Dataset rows
· · ·

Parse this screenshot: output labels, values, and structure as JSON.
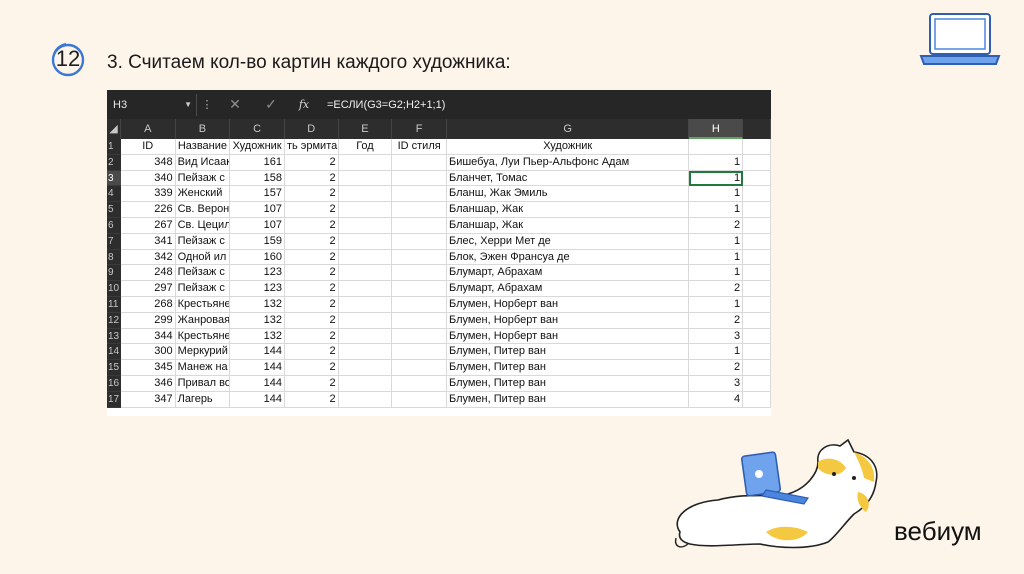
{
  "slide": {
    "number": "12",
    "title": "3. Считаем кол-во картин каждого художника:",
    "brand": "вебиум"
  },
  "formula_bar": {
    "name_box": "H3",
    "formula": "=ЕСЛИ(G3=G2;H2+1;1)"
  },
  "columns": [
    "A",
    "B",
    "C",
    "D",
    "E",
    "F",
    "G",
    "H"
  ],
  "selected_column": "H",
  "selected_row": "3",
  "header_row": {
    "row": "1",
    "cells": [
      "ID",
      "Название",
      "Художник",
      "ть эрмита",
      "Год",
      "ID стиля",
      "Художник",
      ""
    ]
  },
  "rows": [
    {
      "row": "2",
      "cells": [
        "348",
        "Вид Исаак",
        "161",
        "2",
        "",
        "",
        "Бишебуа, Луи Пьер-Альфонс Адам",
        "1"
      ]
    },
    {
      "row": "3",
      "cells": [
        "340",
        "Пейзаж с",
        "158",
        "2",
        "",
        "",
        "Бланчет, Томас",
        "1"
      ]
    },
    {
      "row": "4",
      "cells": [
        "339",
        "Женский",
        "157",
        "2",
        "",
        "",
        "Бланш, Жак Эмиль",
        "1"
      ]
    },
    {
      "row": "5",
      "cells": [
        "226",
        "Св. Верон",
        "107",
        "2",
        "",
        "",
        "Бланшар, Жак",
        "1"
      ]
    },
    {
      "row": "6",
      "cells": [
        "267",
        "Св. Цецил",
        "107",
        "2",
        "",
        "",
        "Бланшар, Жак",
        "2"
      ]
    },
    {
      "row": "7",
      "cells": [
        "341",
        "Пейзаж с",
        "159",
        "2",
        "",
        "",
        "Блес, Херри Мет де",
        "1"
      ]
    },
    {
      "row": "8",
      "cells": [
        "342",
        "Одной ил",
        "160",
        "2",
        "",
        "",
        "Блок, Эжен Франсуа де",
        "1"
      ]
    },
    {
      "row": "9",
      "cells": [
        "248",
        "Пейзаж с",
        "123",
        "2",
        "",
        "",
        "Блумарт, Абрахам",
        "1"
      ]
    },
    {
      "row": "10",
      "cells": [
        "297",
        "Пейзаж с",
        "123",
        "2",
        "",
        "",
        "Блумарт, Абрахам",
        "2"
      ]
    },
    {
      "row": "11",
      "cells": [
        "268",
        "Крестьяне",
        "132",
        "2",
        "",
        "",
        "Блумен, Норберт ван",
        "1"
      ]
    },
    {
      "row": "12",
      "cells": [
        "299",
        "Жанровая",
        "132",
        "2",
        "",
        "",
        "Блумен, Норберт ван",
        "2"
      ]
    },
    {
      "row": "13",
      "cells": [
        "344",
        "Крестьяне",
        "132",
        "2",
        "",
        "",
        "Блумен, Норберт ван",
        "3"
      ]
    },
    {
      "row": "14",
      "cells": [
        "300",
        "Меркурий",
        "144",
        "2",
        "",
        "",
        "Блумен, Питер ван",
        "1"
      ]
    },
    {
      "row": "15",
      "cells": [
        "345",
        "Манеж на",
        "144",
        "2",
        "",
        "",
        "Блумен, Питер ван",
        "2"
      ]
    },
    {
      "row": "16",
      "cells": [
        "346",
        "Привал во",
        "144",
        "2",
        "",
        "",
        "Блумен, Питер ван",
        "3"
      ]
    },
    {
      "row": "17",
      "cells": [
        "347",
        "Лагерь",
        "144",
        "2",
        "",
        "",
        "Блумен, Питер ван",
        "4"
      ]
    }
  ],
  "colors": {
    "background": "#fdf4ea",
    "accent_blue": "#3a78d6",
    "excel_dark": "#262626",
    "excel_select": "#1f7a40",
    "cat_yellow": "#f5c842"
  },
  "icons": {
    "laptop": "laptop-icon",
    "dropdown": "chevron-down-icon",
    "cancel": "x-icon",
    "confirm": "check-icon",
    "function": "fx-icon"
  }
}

· · ·

EXERCISE DESCRIPTION
Drop the pictures and reproduce the rest of the entries above exactly.

WRITTEN RESPONSE
Parse this screenshot: output labels, values, and structure as JSON.
{
  "slide": {
    "number": "12",
    "title": "3. Считаем кол-во картин каждого художника:",
    "brand": "вебиум"
  },
  "formula_bar": {
    "name_box": "H3",
    "formula": "=ЕСЛИ(G3=G2;H2+1;1)"
  },
  "columns": [
    "A",
    "B",
    "C",
    "D",
    "E",
    "F",
    "G",
    "H"
  ],
  "selected_column": "H",
  "selected_row": "3",
  "header_row": {
    "row": "1",
    "cells": [
      "ID",
      "Название",
      "Художник",
      "ть эрмита",
      "Год",
      "ID стиля",
      "Художник",
      ""
    ]
  },
  "rows": [
    {
      "row": "2",
      "cells": [
        "348",
        "Вид Исаак",
        "161",
        "2",
        "",
        "",
        "Бишебуа, Луи Пьер-Альфонс Адам",
        "1"
      ]
    },
    {
      "row": "3",
      "cells": [
        "340",
        "Пейзаж с",
        "158",
        "2",
        "",
        "",
        "Бланчет, Томас",
        "1"
      ]
    },
    {
      "row": "4",
      "cells": [
        "339",
        "Женский",
        "157",
        "2",
        "",
        "",
        "Бланш, Жак Эмиль",
        "1"
      ]
    },
    {
      "row": "5",
      "cells": [
        "226",
        "Св. Верон",
        "107",
        "2",
        "",
        "",
        "Бланшар, Жак",
        "1"
      ]
    },
    {
      "row": "6",
      "cells": [
        "267",
        "Св. Цецил",
        "107",
        "2",
        "",
        "",
        "Бланшар, Жак",
        "2"
      ]
    },
    {
      "row": "7",
      "cells": [
        "341",
        "Пейзаж с",
        "159",
        "2",
        "",
        "",
        "Блес, Херри Мет де",
        "1"
      ]
    },
    {
      "row": "8",
      "cells": [
        "342",
        "Одной ил",
        "160",
        "2",
        "",
        "",
        "Блок, Эжен Франсуа де",
        "1"
      ]
    },
    {
      "row": "9",
      "cells": [
        "248",
        "Пейзаж с",
        "123",
        "2",
        "",
        "",
        "Блумарт, Абрахам",
        "1"
      ]
    },
    {
      "row": "10",
      "cells": [
        "297",
        "Пейзаж с",
        "123",
        "2",
        "",
        "",
        "Блумарт, Абрахам",
        "2"
      ]
    },
    {
      "row": "11",
      "cells": [
        "268",
        "Крестьяне",
        "132",
        "2",
        "",
        "",
        "Блумен, Норберт ван",
        "1"
      ]
    },
    {
      "row": "12",
      "cells": [
        "299",
        "Жанровая",
        "132",
        "2",
        "",
        "",
        "Блумен, Норберт ван",
        "2"
      ]
    },
    {
      "row": "13",
      "cells": [
        "344",
        "Крестьяне",
        "132",
        "2",
        "",
        "",
        "Блумен, Норберт ван",
        "3"
      ]
    },
    {
      "row": "14",
      "cells": [
        "300",
        "Меркурий",
        "144",
        "2",
        "",
        "",
        "Блумен, Питер ван",
        "1"
      ]
    },
    {
      "row": "15",
      "cells": [
        "345",
        "Манеж на",
        "144",
        "2",
        "",
        "",
        "Блумен, Питер ван",
        "2"
      ]
    },
    {
      "row": "16",
      "cells": [
        "346",
        "Привал во",
        "144",
        "2",
        "",
        "",
        "Блумен, Питер ван",
        "3"
      ]
    },
    {
      "row": "17",
      "cells": [
        "347",
        "Лагерь",
        "144",
        "2",
        "",
        "",
        "Блумен, Питер ван",
        "4"
      ]
    }
  ],
  "colors": {
    "background": "#fdf4ea",
    "accent_blue": "#3a78d6",
    "excel_dark": "#262626",
    "excel_select": "#1f7a40",
    "cat_yellow": "#f5c842"
  },
  "icons": {
    "laptop": "laptop-icon",
    "dropdown": "chevron-down-icon",
    "cancel": "x-icon",
    "confirm": "check-icon",
    "function": "fx-icon"
  }
}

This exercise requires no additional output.